**Page excerpt**
Paul Singer’s Elliott: ‘8 years of growth-repressive and distorted fiscal and monetary policies’ are coming to an end

Paul SingerPaul Singer.Wikimedia

Elliott Management, the $31.6 billion New York hedge fund run by Paul Singer, sees a major change coming to the financial markets as a result of President Donald Trump’s election.

It’s just too soon to know exactly what will follow.

“Much of the contemplated agenda is supportive of growth (e.g., reforming the tax code, streamlining regulation and expanding natural resources production),” the fund wrote in an unsigned fourth-quarter letter to investors. “Other proposals could be harmful to growth depending on how they are implemented (e.g., more restrictive trade policies and tariffs).”

Stocks have rallied to record highs since Trump’s election, with the Dow Jones Industrial Average gaining more than 9%, in part as investors have focused on the growth-supportive aspects of Trump’s presidential promises. Trump has promised to slash regulation on the environment as well as taxes.

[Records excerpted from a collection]
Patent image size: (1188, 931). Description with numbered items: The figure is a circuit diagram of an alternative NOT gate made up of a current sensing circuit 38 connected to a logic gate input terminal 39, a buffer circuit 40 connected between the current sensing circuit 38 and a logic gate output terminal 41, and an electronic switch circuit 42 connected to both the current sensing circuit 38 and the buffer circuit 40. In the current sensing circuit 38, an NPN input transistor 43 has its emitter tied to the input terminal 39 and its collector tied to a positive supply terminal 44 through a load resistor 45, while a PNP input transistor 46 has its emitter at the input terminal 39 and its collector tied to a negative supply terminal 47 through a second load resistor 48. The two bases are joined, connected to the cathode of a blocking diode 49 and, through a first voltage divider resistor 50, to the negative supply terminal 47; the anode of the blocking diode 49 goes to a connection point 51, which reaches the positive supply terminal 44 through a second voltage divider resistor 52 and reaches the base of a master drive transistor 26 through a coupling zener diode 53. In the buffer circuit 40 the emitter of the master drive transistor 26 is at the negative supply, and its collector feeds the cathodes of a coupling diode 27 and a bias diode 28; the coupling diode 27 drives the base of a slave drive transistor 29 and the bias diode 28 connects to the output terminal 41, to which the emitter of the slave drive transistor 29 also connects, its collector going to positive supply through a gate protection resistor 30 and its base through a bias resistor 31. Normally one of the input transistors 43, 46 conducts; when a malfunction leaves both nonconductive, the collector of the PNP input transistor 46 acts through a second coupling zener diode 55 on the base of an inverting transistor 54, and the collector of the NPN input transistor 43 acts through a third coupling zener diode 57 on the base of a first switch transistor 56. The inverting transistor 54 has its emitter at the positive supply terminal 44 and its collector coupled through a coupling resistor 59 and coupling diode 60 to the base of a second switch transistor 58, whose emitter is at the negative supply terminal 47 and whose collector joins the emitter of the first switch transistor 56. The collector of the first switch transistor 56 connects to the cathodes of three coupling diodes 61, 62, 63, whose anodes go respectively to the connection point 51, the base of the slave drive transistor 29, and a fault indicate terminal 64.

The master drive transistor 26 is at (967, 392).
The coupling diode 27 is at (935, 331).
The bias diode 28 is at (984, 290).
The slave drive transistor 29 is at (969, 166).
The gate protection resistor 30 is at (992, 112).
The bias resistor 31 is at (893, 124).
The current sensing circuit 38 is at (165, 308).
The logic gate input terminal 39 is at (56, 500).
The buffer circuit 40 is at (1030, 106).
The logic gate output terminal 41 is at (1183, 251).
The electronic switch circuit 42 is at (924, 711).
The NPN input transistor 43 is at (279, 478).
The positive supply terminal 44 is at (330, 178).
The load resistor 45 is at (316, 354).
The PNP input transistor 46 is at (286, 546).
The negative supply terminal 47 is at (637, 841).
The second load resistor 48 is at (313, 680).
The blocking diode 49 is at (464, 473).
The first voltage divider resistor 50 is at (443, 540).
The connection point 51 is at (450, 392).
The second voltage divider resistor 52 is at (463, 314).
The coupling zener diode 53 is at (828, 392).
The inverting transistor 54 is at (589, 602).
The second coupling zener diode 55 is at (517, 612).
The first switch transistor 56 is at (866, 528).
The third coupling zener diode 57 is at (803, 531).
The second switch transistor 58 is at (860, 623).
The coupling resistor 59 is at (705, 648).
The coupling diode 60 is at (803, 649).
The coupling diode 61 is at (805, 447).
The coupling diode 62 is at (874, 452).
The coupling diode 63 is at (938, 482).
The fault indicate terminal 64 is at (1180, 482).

**Action item A**
In the article on Elliott Management's outlook, by how much has the Dow Jones Industrial Average risen since Trump's election?
**Action item B**
Write the next part of the article on Elliott Management's market outlook, starting after its final sentence.

**Written answer A**
More than 9%.

**Written answer B**
But some are worrying that this sudden run-up has stock’s looking expensive again. The cyclically adjusted price-to-earnings ratio, a valuation metric based on the last 10 years of average earnings and calibrated for inflation, is at the highest level since the early 2000s.

In the letter, Elliott also raises the risks that this run-up in shares poses.

“It is too early to determine, at what may be the dawn of a new era, whether stock prices are too far ‘over their skis’ or are actually on the verge of reflecting the opportunities posed by the low baseline for potentially much higher growth created by the reversal of eight years of growth-repressive and distorted fiscal and monetary policies.

Similarly, it is premature to conclude whether bond markets have been overly pessimistic these last few weeks or if the recent declines in prices are only the beginning of a sustained rise in interest rates. After all, even at current levels of bond prices, which are down several percent from their highs just a few months ago, bond prices do not provide a reasonable return after accounting for current inflation, much less the rate of inflation which could be expected if economic growth picked up meaningfully.”

Elliott’s flagship fund returned 4.4% for the fourth quarter and 13.1% last year, according to the letter.